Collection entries
━━━━━━━━━━━━━━━━━━━━━━━━━━━━━━

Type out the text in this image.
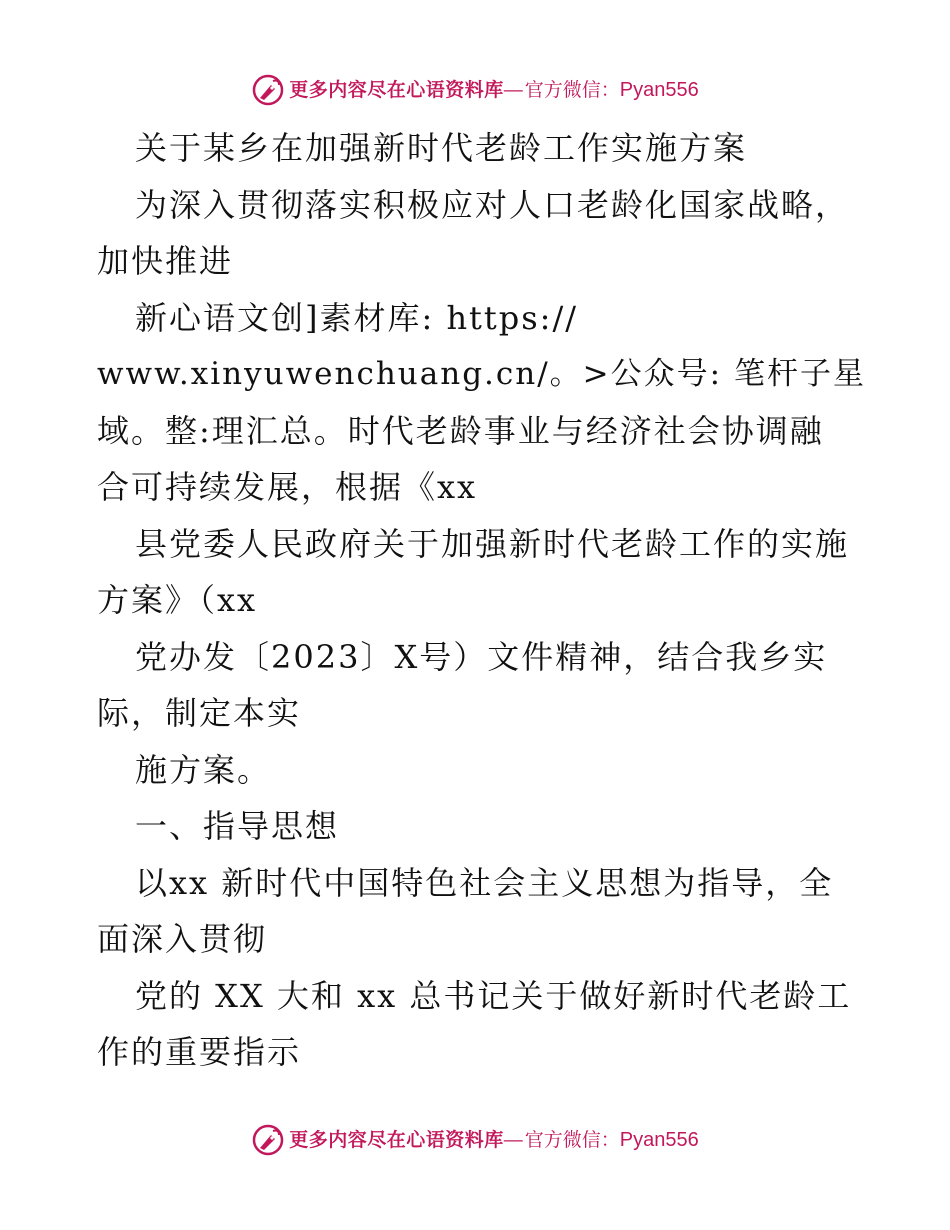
更多内容尽在心语资料库 — 官方微信： Pyan556
关于某乡在加强新时代老龄工作实施方案
为深入贯彻落实积极应对人口老龄化国家战略，
加快推进
新心语文创]素材库: https://
www.xinyuwenchuang.cn/。>公众号: 笔杆子星
域。整:理汇总。时代老龄事业与经济社会协调融
合可持续发展，根据《xx
县党委人民政府关于加强新时代老龄工作的实施
方案》（xx
党办发〔2023〕X号）文件精神，结合我乡实
际，制定本实
施方案。
一、指导思想
以xx 新时代中国特色社会主义思想为指导，全
面深入贯彻
党的 XX 大和 xx 总书记关于做好新时代老龄工
作的重要指示
更多内容尽在心语资料库 — 官方微信： Pyan556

━━━━━━━━━━━━━━━━━━━━━━━━━━━━━━

Exactly reproduce the entries above, minus the pictures.

Type out the text in this image.
更多内容尽在心语资料库 — 官方微信： Pyan556
关于某乡在加强新时代老龄工作实施方案
为深入贯彻落实积极应对人口老龄化国家战略，
加快推进
新心语文创]素材库: https://
www.xinyuwenchuang.cn/。>公众号: 笔杆子星
域。整:理汇总。时代老龄事业与经济社会协调融
合可持续发展，根据《xx
县党委人民政府关于加强新时代老龄工作的实施
方案》（xx
党办发〔2023〕X号）文件精神，结合我乡实
际，制定本实
施方案。
一、指导思想
以xx 新时代中国特色社会主义思想为指导，全
面深入贯彻
党的 XX 大和 xx 总书记关于做好新时代老龄工
作的重要指示
更多内容尽在心语资料库 — 官方微信： Pyan556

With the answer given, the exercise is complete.